### What the exercise asks
Write out the entries below once more, exactly.

### Supplied records
◇ ◇ ◇

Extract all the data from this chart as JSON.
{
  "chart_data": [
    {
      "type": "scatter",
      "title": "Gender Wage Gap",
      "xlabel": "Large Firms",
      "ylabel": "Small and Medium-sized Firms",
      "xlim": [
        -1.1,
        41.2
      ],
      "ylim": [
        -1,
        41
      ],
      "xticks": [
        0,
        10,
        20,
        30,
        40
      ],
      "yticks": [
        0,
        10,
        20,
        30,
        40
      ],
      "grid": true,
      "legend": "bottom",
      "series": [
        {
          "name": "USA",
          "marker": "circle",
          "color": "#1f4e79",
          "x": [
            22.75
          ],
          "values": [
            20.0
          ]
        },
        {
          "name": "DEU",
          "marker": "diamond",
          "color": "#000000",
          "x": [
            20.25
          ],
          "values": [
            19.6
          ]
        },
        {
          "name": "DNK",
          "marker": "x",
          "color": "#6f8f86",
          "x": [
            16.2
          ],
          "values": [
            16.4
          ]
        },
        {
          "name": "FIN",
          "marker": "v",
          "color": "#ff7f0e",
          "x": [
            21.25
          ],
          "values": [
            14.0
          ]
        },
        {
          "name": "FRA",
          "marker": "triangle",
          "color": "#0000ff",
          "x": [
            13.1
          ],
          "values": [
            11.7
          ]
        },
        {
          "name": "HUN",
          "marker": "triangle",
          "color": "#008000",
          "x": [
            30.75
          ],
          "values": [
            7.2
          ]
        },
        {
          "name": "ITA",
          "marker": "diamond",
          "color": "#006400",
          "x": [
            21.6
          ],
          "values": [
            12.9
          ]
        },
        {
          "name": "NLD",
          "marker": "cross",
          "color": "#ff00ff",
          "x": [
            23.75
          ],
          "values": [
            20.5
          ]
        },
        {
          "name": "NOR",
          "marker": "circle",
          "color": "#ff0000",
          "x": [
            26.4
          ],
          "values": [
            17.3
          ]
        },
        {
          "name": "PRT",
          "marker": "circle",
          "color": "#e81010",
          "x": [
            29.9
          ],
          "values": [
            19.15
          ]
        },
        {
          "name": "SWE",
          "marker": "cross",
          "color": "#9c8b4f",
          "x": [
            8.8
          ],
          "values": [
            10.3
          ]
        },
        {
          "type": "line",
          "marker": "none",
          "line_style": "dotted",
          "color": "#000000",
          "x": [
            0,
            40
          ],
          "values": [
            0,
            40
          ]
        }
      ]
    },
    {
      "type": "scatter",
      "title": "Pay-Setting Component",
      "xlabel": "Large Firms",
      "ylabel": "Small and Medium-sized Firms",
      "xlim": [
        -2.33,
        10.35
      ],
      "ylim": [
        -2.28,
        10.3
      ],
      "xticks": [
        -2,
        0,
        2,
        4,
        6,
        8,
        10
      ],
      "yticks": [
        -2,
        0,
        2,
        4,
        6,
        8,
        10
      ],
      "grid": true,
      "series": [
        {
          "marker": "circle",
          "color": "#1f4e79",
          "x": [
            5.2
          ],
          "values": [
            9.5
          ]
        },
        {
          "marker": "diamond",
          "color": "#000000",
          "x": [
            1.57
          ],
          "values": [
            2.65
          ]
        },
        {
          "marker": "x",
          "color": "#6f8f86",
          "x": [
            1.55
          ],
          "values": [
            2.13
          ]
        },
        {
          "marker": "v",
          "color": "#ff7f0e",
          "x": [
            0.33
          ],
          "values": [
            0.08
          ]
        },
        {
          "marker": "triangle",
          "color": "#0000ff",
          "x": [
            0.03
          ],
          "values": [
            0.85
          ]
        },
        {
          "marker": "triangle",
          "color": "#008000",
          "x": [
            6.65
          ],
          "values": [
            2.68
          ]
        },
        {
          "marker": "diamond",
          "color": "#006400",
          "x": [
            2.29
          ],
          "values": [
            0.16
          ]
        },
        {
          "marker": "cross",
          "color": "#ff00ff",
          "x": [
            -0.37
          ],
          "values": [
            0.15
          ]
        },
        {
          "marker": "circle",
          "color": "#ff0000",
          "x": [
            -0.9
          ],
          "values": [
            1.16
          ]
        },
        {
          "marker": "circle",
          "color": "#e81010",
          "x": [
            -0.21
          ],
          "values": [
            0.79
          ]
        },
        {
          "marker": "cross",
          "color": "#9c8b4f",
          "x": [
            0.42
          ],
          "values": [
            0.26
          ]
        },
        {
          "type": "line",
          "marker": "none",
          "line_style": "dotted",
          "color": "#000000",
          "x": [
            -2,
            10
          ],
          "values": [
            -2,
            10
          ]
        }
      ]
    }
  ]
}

◇ ◇ ◇

### Worked answer
Extract all the data from this chart as JSON.
{
  "chart_data": [
    {
      "type": "scatter",
      "title": "Gender Wage Gap",
      "xlabel": "Large Firms",
      "ylabel": "Small and Medium-sized Firms",
      "xlim": [
        -1.1,
        41.2
      ],
      "ylim": [
        -1,
        41
      ],
      "xticks": [
        0,
        10,
        20,
        30,
        40
      ],
      "yticks": [
        0,
        10,
        20,
        30,
        40
      ],
      "grid": true,
      "legend": "bottom",
      "series": [
        {
          "name": "USA",
          "marker": "circle",
          "color": "#1f4e79",
          "x": [
            22.75
          ],
          "values": [
            20.0
          ]
        },
        {
          "name": "DEU",
          "marker": "diamond",
          "color": "#000000",
          "x": [
            20.25
          ],
          "values": [
            19.6
          ]
        },
        {
          "name": "DNK",
          "marker": "x",
          "color": "#6f8f86",
          "x": [
            16.2
          ],
          "values": [
            16.4
          ]
        },
        {
          "name": "FIN",
          "marker": "v",
          "color": "#ff7f0e",
          "x": [
            21.25
          ],
          "values": [
            14.0
          ]
        },
        {
          "name": "FRA",
          "marker": "triangle",
          "color": "#0000ff",
          "x": [
            13.1
          ],
          "values": [
            11.7
          ]
        },
        {
          "name": "HUN",
          "marker": "triangle",
          "color": "#008000",
          "x": [
            30.75
          ],
          "values": [
            7.2
          ]
        },
        {
          "name": "ITA",
          "marker": "diamond",
          "color": "#006400",
          "x": [
            21.6
          ],
          "values": [
            12.9
          ]
        },
        {
          "name": "NLD",
          "marker": "cross",
          "color": "#ff00ff",
          "x": [
            23.75
          ],
          "values": [
            20.5
          ]
        },
        {
          "name": "NOR",
          "marker": "circle",
          "color": "#ff0000",
          "x": [
            26.4
          ],
          "values": [
            17.3
          ]
        },
        {
          "name": "PRT",
          "marker": "circle",
          "color": "#e81010",
          "x": [
            29.9
          ],
          "values": [
            19.15
          ]
        },
        {
          "name": "SWE",
          "marker": "cross",
          "color": "#9c8b4f",
          "x": [
            8.8
          ],
          "values": [
            10.3
          ]
        },
        {
          "type": "line",
          "marker": "none",
          "line_style": "dotted",
          "color": "#000000",
          "x": [
            0,
            40
          ],
          "values": [
            0,
            40
          ]
        }
      ]
    },
    {
      "type": "scatter",
      "title": "Pay-Setting Component",
      "xlabel": "Large Firms",
      "ylabel": "Small and Medium-sized Firms",
      "xlim": [
        -2.33,
        10.35
      ],
      "ylim": [
        -2.28,
        10.3
      ],
      "xticks": [
        -2,
        0,
        2,
        4,
        6,
        8,
        10
      ],
      "yticks": [
        -2,
        0,
        2,
        4,
        6,
        8,
        10
      ],
      "grid": true,
      "series": [
        {
          "marker": "circle",
          "color": "#1f4e79",
          "x": [
            5.2
          ],
          "values": [
            9.5
          ]
        },
        {
          "marker": "diamond",
          "color": "#000000",
          "x": [
            1.57
          ],
          "values": [
            2.65
          ]
        },
        {
          "marker": "x",
          "color": "#6f8f86",
          "x": [
            1.55
          ],
          "values": [
            2.13
          ]
        },
        {
          "marker": "v",
          "color": "#ff7f0e",
          "x": [
            0.33
          ],
          "values": [
            0.08
          ]
        },
        {
          "marker": "triangle",
          "color": "#0000ff",
          "x": [
            0.03
          ],
          "values": [
            0.85
          ]
        },
        {
          "marker": "triangle",
          "color": "#008000",
          "x": [
            6.65
          ],
          "values": [
            2.68
          ]
        },
        {
          "marker": "diamond",
          "color": "#006400",
          "x": [
            2.29
          ],
          "values": [
            0.16
          ]
        },
        {
          "marker": "cross",
          "color": "#ff00ff",
          "x": [
            -0.37
          ],
          "values": [
            0.15
          ]
        },
        {
          "marker": "circle",
          "color": "#ff0000",
          "x": [
            -0.9
          ],
          "values": [
            1.16
          ]
        },
        {
          "marker": "circle",
          "color": "#e81010",
          "x": [
            -0.21
          ],
          "values": [
            0.79
          ]
        },
        {
          "marker": "cross",
          "color": "#9c8b4f",
          "x": [
            0.42
          ],
          "values": [
            0.26
          ]
        },
        {
          "type": "line",
          "marker": "none",
          "line_style": "dotted",
          "color": "#000000",
          "x": [
            -2,
            10
          ],
          "values": [
            -2,
            10
          ]
        }
      ]
    }
  ]
}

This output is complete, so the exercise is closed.